[Start Records for this exercise]

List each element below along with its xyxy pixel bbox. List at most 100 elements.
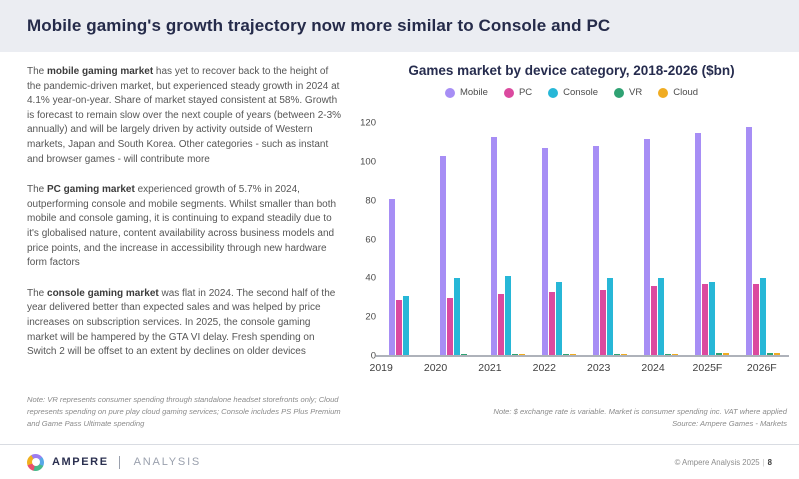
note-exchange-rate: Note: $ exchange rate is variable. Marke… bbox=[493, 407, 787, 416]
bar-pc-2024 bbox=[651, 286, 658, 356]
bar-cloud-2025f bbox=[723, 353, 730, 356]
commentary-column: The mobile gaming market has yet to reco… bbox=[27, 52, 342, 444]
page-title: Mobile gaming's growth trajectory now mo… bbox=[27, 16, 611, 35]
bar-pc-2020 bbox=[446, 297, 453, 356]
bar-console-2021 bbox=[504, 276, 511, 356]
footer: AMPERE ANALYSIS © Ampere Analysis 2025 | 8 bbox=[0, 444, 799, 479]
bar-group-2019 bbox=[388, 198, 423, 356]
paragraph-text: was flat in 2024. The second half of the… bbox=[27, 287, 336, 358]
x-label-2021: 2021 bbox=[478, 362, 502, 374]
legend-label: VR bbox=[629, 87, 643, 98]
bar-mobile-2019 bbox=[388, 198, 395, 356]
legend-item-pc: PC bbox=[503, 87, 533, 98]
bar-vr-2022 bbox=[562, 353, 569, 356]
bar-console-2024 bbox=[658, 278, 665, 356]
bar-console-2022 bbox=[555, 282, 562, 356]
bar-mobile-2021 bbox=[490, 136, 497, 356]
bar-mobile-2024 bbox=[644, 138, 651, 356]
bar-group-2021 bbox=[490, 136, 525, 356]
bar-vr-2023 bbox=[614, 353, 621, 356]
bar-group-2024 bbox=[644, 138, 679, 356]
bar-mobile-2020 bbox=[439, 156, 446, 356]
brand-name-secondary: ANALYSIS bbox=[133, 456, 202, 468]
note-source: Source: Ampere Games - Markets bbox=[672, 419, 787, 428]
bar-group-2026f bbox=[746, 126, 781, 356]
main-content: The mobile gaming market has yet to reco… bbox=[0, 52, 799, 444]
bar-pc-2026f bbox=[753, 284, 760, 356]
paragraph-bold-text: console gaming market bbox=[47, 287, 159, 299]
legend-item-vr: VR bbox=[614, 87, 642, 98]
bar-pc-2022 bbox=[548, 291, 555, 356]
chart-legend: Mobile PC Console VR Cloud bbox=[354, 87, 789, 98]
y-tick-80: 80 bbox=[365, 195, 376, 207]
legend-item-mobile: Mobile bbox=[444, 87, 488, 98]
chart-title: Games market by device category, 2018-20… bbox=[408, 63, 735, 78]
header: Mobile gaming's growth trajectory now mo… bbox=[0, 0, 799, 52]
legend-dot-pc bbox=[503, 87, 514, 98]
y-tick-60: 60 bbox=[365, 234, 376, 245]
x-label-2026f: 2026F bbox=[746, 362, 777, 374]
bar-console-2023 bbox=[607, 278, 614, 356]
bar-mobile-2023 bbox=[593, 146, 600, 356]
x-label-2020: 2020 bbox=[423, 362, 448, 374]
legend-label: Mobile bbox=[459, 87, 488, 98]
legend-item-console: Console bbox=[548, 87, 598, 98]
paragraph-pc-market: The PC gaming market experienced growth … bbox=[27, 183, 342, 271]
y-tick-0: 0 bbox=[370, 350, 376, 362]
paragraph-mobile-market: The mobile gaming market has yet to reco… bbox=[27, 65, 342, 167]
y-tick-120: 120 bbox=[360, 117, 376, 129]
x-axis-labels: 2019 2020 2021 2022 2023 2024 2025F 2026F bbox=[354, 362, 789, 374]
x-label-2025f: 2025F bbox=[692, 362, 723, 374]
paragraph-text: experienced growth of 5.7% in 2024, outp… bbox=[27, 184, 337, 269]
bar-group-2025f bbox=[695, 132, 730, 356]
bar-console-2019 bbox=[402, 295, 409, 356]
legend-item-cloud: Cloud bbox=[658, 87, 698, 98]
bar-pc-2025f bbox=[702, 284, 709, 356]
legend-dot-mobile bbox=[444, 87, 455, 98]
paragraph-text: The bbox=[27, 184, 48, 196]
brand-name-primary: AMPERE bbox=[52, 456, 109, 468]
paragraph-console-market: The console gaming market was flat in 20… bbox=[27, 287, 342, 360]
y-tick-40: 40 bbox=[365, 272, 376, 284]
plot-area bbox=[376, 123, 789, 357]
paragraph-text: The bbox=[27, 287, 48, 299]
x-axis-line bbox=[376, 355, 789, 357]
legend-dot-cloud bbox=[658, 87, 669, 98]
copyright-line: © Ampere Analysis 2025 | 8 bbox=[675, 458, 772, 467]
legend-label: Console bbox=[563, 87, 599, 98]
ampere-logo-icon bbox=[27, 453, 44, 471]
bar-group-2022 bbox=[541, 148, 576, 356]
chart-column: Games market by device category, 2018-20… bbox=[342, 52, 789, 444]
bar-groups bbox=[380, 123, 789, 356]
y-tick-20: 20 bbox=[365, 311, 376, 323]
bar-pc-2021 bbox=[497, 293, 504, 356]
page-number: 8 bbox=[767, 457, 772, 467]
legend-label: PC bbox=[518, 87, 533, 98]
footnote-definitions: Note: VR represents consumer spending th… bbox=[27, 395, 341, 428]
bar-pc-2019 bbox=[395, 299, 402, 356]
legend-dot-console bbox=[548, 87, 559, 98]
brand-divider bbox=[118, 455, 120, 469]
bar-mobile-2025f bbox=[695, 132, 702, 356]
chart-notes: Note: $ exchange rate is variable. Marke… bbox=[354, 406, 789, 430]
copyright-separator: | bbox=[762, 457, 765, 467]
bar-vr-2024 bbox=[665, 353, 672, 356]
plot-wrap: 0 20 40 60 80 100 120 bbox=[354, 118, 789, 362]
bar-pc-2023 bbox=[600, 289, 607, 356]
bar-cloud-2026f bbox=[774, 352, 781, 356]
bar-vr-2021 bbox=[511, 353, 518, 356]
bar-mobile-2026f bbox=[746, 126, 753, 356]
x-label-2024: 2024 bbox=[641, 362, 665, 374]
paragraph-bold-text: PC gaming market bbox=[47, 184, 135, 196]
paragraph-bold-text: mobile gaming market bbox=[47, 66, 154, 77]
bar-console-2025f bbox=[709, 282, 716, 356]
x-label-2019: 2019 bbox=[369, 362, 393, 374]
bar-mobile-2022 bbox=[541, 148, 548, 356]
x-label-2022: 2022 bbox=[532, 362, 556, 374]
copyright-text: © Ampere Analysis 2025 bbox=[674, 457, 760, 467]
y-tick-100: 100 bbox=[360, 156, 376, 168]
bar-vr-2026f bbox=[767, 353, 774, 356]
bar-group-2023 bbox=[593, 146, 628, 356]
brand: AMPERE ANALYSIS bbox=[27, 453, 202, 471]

[End Records for this exercise]
[Start Records for this exercise]

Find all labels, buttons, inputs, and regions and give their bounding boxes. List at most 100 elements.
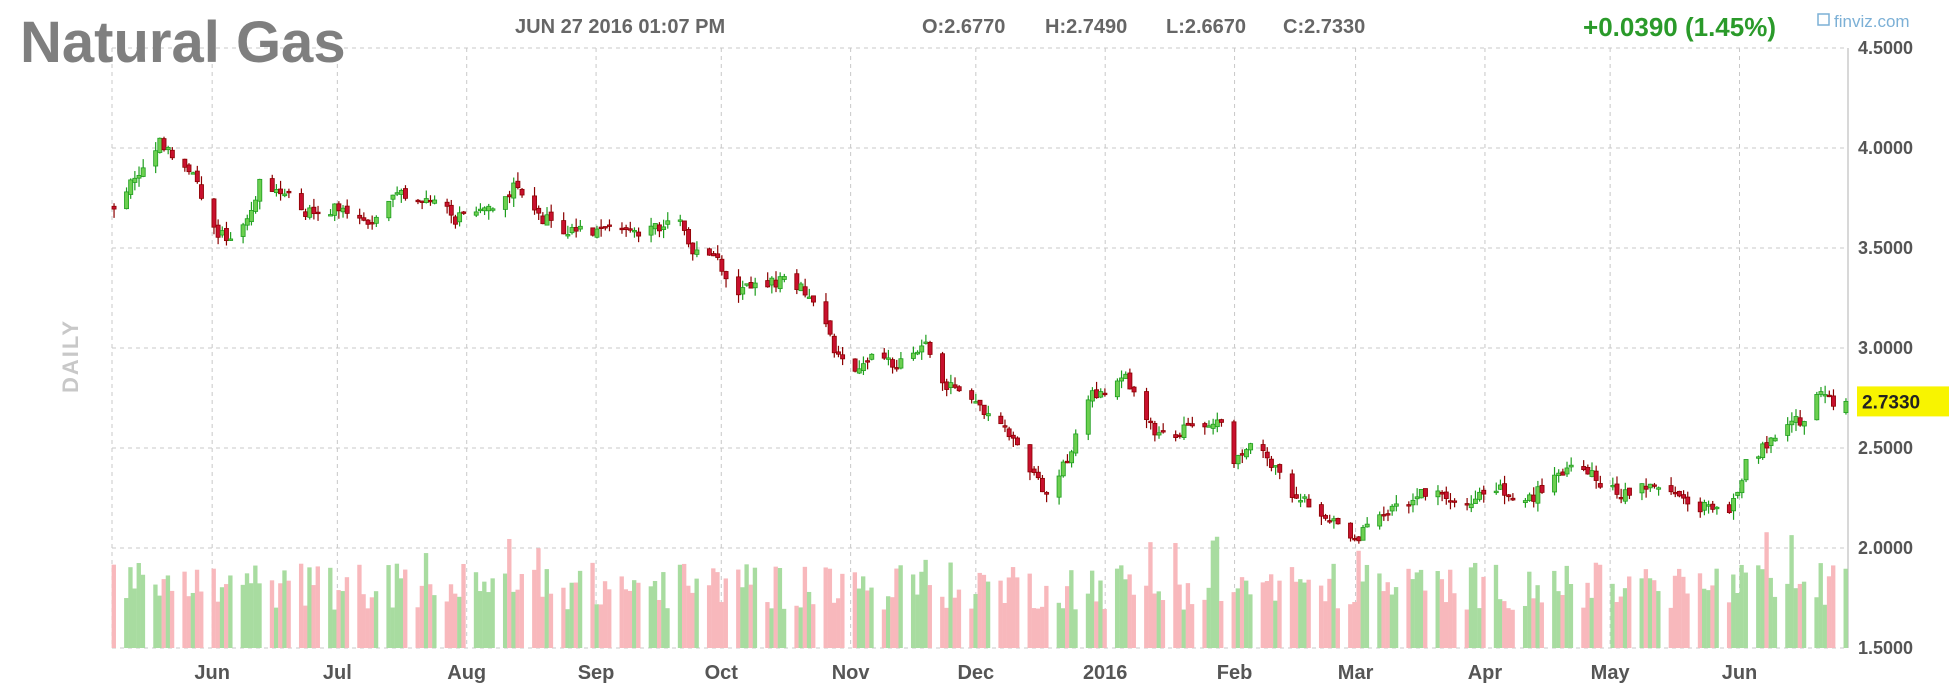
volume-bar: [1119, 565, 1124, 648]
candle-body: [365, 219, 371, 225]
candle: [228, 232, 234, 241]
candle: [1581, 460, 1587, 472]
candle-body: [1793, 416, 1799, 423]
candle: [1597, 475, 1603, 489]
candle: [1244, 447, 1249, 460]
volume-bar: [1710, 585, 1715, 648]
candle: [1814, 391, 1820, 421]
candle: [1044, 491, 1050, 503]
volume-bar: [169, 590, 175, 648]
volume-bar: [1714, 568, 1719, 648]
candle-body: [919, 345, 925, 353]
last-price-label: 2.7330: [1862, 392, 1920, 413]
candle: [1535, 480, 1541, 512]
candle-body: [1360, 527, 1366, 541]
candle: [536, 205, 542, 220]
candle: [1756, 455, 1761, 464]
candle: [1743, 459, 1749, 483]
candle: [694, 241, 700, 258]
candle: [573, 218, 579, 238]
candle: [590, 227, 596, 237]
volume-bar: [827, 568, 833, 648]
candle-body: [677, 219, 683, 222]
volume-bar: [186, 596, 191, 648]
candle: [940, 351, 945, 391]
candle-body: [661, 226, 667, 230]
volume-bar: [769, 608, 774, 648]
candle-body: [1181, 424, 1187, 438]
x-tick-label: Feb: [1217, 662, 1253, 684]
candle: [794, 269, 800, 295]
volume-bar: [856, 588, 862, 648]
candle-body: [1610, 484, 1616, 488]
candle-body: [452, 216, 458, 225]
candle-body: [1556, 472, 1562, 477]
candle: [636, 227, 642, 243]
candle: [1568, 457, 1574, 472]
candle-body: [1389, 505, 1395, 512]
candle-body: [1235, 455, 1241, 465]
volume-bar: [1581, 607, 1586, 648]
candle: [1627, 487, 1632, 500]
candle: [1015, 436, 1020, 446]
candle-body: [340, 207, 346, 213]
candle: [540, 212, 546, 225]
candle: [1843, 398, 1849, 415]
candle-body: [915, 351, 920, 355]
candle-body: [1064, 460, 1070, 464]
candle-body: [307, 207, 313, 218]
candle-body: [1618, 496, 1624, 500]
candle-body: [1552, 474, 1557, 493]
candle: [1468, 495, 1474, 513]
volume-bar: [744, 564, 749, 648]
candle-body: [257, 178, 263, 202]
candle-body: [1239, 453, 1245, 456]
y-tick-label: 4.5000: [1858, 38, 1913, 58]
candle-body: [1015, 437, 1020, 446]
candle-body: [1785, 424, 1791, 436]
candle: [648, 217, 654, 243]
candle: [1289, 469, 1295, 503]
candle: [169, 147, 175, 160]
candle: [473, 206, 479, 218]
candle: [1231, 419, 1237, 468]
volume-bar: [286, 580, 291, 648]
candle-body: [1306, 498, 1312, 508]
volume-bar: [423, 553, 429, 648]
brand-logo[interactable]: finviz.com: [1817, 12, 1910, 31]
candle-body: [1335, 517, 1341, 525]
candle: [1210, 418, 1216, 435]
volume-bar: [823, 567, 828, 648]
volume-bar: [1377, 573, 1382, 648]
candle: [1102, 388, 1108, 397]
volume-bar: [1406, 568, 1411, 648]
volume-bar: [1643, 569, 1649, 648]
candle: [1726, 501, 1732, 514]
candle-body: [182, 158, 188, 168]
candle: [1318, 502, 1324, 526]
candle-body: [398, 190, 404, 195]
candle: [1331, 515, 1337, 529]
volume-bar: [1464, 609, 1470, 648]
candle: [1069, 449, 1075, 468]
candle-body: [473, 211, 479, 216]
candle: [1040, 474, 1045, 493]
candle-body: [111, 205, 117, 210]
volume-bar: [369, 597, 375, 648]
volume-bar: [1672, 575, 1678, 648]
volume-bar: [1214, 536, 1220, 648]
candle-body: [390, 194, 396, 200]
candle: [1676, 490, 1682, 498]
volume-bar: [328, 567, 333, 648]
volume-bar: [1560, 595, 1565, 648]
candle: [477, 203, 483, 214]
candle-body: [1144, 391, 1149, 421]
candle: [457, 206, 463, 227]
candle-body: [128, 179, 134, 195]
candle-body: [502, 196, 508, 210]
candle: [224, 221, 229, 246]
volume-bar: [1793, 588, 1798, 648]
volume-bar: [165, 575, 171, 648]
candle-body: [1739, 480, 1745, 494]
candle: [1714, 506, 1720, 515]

[End Records for this exercise]

(Given instruction) Rename "bar-mobile" to "bar-handheld" in the data from the line with "note-exchange-rate: Note: $" to the line with "legend-item-vr: VR bbox=[614, 87, 642, 98]". Return only those lines, with nothing else changed.

(Full answer)
note-exchange-rate: Note: $ exchange rate is variable. Marke… bbox=[493, 407, 787, 416]
bar-pc-2024 bbox=[651, 286, 658, 356]
bar-cloud-2025f bbox=[723, 353, 730, 356]
commentary-column: The mobile gaming market has yet to reco… bbox=[27, 52, 342, 444]
page-title: Mobile gaming's growth trajectory now mo… bbox=[27, 16, 611, 35]
bar-pc-2020 bbox=[446, 297, 453, 356]
bar-console-2021 bbox=[504, 276, 511, 356]
footer: AMPERE ANALYSIS © Ampere Analysis 2025 | 8 bbox=[0, 444, 799, 479]
bar-group-2019 bbox=[388, 198, 423, 356]
paragraph-text: was flat in 2024. The second half of the… bbox=[27, 287, 336, 358]
x-label-2021: 2021 bbox=[478, 362, 502, 374]
legend-label: VR bbox=[629, 87, 643, 98]
bar-handheld-2019 bbox=[388, 198, 395, 356]
legend-item-pc: PC bbox=[503, 87, 533, 98]
bar-vr-2022 bbox=[562, 353, 569, 356]
bar-console-2024 bbox=[658, 278, 665, 356]
bar-console-2022 bbox=[555, 282, 562, 356]
bar-handheld-2021 bbox=[490, 136, 497, 356]
bar-handheld-2024 bbox=[644, 138, 651, 356]
bar-group-2021 bbox=[490, 136, 525, 356]
bar-vr-2023 bbox=[614, 353, 621, 356]
bar-group-2024 bbox=[644, 138, 679, 356]
bar-handheld-2020 bbox=[439, 156, 446, 356]
brand-name-secondary: ANALYSIS bbox=[133, 456, 202, 468]
note-source: Source: Ampere Games - Markets bbox=[672, 419, 787, 428]
bar-group-2026f bbox=[746, 126, 781, 356]
main-content: The mobile gaming market has yet to reco… bbox=[0, 52, 799, 444]
bar-pc-2026f bbox=[753, 284, 760, 356]
paragraph-bold-text: console gaming market bbox=[47, 287, 159, 299]
legend-item-vr: VR bbox=[614, 87, 642, 98]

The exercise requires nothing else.